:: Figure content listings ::
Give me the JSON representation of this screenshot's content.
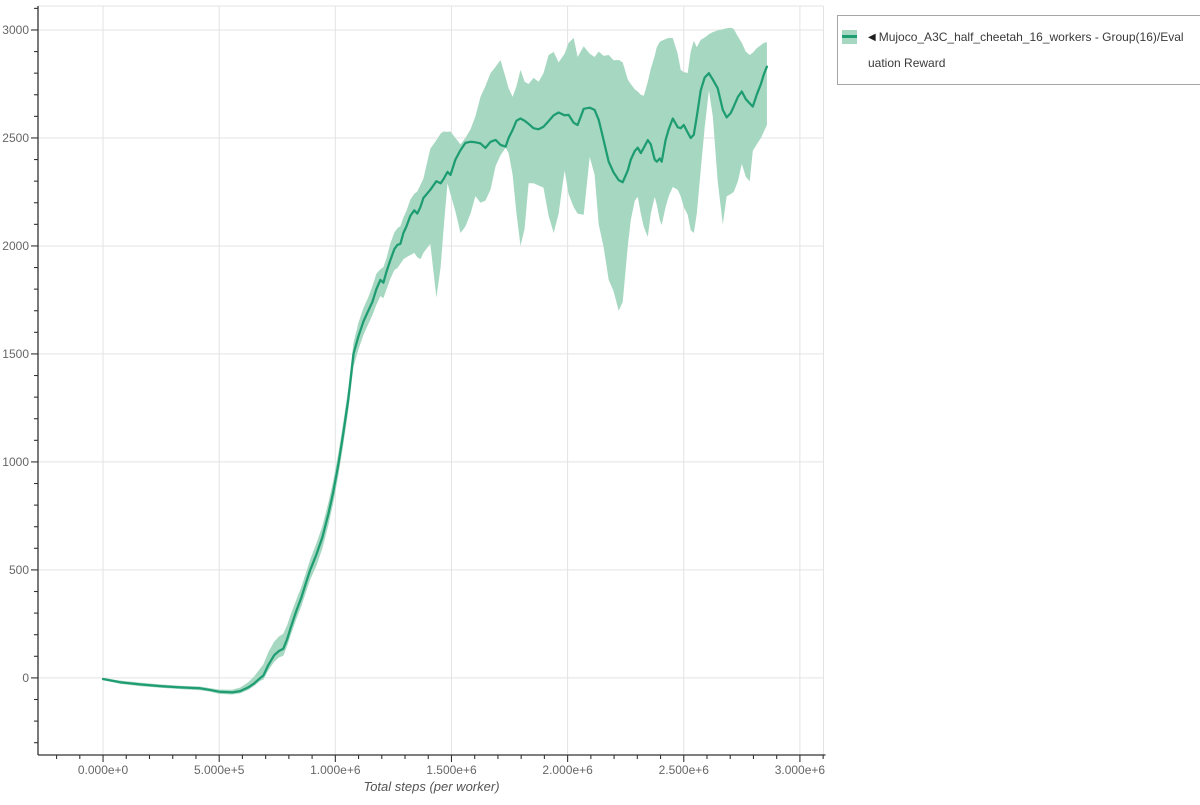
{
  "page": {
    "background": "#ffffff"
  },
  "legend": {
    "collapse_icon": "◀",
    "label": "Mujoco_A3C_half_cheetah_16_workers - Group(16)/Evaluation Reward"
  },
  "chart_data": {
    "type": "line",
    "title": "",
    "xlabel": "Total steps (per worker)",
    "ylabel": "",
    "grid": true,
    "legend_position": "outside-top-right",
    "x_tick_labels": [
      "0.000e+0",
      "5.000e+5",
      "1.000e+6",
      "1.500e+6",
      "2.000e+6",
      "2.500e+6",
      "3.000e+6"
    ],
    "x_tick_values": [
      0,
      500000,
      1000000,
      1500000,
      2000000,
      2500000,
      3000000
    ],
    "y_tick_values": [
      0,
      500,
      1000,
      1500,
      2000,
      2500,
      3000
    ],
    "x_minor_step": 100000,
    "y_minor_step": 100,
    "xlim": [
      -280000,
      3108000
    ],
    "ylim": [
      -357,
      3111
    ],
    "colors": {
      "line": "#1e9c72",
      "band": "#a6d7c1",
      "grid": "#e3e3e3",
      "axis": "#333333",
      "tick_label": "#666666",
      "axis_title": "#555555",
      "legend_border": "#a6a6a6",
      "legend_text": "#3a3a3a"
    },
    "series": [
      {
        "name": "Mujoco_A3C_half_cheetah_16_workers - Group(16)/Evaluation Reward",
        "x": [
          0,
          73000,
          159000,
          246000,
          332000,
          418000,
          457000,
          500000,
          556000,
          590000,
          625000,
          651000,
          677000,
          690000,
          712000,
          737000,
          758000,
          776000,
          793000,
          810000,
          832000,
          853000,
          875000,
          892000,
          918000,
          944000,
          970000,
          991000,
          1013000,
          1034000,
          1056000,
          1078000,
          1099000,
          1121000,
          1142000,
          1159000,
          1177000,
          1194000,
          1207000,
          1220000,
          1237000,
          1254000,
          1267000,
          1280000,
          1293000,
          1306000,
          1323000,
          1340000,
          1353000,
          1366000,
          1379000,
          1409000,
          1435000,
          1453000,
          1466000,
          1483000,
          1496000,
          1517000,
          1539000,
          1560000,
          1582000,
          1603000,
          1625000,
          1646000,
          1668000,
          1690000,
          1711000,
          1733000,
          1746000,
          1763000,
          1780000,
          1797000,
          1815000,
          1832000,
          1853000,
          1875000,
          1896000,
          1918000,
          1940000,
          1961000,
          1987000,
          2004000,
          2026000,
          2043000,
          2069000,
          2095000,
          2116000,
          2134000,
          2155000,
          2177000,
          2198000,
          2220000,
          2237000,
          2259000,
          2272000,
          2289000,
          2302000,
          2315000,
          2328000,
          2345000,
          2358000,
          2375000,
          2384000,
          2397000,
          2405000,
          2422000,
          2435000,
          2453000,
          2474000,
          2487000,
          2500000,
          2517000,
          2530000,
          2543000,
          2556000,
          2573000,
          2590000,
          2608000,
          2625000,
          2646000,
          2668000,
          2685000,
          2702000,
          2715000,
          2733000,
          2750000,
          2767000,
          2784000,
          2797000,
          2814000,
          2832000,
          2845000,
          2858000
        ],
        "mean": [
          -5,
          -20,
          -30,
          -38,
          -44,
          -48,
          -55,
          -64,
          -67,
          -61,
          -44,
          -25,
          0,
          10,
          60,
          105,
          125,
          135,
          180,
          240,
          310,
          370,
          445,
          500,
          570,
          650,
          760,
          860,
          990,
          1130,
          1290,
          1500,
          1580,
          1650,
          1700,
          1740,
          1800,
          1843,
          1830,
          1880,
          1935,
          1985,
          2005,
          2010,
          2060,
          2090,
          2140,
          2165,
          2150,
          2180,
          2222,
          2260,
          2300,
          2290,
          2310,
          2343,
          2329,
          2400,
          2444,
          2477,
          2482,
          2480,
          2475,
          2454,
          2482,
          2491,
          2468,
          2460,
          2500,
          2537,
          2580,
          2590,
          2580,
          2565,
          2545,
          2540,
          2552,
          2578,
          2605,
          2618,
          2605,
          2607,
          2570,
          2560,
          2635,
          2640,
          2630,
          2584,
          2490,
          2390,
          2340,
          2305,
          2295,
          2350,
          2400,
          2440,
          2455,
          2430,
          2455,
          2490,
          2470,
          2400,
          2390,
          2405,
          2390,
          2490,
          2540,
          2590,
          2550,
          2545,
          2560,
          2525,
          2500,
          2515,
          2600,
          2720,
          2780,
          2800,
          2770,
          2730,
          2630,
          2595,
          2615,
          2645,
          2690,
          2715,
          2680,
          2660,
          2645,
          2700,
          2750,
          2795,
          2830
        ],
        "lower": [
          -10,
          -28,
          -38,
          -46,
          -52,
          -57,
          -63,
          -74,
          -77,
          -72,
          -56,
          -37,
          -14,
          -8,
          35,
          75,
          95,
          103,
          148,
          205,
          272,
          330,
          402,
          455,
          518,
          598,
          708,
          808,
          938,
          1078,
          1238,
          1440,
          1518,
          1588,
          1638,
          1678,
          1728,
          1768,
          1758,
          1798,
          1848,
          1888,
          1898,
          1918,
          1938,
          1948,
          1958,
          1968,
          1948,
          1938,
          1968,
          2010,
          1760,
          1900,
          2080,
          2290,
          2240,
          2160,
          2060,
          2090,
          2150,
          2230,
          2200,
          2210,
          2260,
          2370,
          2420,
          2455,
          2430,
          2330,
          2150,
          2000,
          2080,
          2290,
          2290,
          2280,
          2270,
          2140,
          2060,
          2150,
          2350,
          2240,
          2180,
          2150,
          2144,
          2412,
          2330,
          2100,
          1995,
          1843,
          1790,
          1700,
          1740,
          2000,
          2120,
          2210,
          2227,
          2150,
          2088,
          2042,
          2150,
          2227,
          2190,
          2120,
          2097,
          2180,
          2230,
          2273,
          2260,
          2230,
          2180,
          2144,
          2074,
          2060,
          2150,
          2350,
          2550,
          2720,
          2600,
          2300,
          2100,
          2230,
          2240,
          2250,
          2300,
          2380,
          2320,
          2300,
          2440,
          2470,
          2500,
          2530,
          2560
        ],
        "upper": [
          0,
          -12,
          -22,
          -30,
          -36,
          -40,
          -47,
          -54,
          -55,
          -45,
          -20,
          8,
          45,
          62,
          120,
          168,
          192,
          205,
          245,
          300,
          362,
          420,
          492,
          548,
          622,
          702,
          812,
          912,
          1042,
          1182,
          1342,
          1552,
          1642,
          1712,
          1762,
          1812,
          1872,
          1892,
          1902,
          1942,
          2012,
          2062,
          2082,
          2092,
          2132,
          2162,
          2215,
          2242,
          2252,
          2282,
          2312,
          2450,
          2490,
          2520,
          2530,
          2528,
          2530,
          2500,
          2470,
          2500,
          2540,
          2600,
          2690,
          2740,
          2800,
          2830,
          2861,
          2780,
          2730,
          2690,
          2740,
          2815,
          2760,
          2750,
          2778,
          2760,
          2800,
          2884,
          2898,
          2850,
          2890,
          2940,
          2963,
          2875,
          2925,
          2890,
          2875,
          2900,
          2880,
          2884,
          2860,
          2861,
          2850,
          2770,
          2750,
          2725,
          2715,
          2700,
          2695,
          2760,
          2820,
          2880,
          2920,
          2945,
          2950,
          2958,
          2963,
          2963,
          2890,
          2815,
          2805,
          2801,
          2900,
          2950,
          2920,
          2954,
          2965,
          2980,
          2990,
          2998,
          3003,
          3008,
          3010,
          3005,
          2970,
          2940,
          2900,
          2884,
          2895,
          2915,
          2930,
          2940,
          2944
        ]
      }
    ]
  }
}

:: Instruction ::
Pick each line holding the word "Evaluation" out of the data and copy it.

:: Output of the task ::
    "label": "Mujoco_A3C_half_cheetah_16_workers - Group(16)/Evaluation Reward"
        "name": "Mujoco_A3C_half_cheetah_16_workers - Group(16)/Evaluation Reward",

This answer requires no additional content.